** Start Records for the task **
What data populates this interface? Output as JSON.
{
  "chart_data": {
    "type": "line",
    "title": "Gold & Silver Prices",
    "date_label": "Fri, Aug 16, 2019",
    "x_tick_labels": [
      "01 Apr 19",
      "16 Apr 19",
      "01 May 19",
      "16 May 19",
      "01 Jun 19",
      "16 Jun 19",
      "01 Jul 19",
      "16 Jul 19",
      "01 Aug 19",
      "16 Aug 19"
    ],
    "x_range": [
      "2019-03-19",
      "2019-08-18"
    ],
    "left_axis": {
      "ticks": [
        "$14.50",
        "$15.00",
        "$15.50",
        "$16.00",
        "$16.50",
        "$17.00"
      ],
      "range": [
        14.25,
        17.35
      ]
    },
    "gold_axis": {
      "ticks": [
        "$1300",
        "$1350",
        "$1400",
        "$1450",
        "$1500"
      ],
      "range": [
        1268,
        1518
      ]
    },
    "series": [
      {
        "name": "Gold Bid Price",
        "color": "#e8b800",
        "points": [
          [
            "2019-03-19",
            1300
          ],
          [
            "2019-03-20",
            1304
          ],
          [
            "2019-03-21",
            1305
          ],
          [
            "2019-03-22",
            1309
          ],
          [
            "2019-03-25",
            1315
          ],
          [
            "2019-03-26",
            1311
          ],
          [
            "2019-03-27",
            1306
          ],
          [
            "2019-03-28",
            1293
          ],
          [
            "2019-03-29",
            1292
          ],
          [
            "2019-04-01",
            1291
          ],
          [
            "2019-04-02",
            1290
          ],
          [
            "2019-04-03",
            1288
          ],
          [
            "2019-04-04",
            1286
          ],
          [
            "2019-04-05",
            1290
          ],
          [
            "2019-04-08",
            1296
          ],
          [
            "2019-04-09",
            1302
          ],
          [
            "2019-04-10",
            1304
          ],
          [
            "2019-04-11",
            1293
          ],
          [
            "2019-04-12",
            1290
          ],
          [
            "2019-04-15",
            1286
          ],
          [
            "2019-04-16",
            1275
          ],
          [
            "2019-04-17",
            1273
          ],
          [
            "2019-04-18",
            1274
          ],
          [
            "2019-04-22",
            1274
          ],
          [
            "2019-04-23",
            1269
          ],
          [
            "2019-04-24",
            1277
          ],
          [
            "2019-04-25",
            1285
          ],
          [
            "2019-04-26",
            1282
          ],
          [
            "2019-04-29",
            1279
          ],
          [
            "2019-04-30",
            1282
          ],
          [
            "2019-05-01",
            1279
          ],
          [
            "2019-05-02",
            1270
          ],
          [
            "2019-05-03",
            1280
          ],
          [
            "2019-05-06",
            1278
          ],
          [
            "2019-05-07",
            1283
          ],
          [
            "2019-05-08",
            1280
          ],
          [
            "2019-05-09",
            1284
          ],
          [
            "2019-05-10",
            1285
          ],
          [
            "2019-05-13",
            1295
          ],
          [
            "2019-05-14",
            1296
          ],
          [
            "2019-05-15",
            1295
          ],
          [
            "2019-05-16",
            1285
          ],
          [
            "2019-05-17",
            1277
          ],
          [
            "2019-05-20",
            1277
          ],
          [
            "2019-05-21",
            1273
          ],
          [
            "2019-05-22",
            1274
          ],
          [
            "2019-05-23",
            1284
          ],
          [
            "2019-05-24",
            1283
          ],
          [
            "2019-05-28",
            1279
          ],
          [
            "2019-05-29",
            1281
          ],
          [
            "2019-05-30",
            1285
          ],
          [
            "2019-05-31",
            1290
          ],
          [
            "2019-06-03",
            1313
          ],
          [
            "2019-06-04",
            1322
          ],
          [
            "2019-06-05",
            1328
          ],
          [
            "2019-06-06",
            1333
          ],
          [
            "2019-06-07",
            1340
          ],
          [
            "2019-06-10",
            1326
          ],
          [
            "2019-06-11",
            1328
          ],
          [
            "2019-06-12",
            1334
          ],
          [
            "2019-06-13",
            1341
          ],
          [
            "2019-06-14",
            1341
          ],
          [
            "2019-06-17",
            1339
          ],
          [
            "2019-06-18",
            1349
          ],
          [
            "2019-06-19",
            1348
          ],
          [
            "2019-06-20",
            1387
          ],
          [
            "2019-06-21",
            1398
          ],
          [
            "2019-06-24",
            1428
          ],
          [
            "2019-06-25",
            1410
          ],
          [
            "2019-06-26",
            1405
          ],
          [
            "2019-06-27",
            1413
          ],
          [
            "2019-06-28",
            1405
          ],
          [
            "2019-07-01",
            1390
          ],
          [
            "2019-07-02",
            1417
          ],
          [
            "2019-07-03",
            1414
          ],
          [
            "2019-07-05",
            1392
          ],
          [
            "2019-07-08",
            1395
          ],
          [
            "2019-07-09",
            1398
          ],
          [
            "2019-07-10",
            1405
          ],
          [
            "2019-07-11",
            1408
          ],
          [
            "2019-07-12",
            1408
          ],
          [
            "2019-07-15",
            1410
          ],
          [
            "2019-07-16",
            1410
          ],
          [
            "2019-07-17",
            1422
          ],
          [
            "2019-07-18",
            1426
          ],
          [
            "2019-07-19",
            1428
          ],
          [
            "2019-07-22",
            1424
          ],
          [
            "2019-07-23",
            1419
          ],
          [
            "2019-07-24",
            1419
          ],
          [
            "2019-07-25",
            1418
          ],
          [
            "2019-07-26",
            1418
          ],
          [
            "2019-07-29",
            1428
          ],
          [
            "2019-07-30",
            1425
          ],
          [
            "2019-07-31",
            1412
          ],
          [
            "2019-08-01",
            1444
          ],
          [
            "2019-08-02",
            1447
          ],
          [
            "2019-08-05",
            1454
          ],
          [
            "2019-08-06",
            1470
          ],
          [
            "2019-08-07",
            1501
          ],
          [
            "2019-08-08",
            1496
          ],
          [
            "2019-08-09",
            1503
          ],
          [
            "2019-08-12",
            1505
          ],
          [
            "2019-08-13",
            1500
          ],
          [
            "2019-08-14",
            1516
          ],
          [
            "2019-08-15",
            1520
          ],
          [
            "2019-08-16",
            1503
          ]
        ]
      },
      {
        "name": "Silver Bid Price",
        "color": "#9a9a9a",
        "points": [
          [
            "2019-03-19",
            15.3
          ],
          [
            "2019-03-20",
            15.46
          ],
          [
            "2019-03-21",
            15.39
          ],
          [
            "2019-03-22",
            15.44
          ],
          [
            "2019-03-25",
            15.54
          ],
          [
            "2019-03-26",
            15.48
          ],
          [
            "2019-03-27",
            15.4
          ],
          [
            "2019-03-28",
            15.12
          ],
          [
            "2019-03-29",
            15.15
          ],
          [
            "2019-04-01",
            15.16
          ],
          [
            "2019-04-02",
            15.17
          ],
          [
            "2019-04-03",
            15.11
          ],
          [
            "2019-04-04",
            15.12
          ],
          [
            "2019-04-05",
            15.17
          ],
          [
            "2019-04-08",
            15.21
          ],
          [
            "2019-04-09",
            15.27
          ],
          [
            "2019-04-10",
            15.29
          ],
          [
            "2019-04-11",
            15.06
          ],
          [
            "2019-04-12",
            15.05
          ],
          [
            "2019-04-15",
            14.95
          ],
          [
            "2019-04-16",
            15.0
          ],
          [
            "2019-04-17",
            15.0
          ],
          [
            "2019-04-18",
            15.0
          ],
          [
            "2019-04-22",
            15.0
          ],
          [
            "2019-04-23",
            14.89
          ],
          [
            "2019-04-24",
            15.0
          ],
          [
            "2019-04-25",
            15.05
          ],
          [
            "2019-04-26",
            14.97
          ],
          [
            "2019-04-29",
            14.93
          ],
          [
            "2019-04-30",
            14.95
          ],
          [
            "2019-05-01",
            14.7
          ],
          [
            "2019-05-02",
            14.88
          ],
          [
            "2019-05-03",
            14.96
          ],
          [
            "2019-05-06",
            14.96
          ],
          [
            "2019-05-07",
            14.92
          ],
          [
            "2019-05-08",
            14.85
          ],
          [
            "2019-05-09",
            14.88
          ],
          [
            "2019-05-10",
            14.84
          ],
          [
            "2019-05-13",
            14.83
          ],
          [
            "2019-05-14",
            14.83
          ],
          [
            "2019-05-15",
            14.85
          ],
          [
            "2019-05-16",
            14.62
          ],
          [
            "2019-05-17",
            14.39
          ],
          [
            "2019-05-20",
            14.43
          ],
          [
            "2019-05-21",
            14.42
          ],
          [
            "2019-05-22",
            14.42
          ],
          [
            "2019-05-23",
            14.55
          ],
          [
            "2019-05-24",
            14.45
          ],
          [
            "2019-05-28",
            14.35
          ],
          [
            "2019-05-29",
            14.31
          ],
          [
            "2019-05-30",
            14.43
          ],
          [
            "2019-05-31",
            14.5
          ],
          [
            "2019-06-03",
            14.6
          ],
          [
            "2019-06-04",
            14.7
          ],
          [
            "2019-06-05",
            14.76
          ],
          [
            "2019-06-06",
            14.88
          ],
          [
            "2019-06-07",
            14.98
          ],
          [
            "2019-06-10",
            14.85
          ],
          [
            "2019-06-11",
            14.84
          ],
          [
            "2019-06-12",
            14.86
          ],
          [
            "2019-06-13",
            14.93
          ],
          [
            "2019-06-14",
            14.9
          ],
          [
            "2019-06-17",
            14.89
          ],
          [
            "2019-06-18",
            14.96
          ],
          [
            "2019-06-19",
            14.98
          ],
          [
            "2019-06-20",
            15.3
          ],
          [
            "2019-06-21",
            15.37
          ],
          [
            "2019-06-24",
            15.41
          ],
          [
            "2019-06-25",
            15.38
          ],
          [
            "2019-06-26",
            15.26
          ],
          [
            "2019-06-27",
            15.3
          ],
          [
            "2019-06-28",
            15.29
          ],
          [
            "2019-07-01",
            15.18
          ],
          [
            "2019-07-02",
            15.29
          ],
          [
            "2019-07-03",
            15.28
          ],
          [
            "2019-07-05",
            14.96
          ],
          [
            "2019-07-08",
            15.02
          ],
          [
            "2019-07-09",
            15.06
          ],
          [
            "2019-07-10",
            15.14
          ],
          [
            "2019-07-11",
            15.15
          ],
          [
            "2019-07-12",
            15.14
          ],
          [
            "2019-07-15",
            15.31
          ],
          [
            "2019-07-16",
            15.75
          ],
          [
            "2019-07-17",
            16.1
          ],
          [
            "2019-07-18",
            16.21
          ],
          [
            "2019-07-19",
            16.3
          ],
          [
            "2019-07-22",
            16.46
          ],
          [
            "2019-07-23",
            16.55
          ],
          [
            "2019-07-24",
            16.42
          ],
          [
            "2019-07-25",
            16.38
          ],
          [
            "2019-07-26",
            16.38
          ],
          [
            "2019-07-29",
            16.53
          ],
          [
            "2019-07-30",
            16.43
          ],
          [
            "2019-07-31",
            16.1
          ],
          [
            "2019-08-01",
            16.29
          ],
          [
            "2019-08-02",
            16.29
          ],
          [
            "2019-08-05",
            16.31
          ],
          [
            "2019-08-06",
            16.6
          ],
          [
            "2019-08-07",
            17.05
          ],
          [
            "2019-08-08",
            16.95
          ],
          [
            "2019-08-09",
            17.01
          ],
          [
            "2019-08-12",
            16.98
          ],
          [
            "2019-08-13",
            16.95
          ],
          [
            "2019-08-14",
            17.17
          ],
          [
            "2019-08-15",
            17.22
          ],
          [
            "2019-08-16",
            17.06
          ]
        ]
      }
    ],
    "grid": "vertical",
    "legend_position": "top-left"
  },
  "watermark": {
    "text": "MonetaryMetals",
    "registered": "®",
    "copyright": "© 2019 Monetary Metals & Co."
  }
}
** End Records for the task **
Identify the lines in the entries that hold "Silver" and return each one.

    "title": "Gold & Silver Prices",
        "name": "Silver Bid Price",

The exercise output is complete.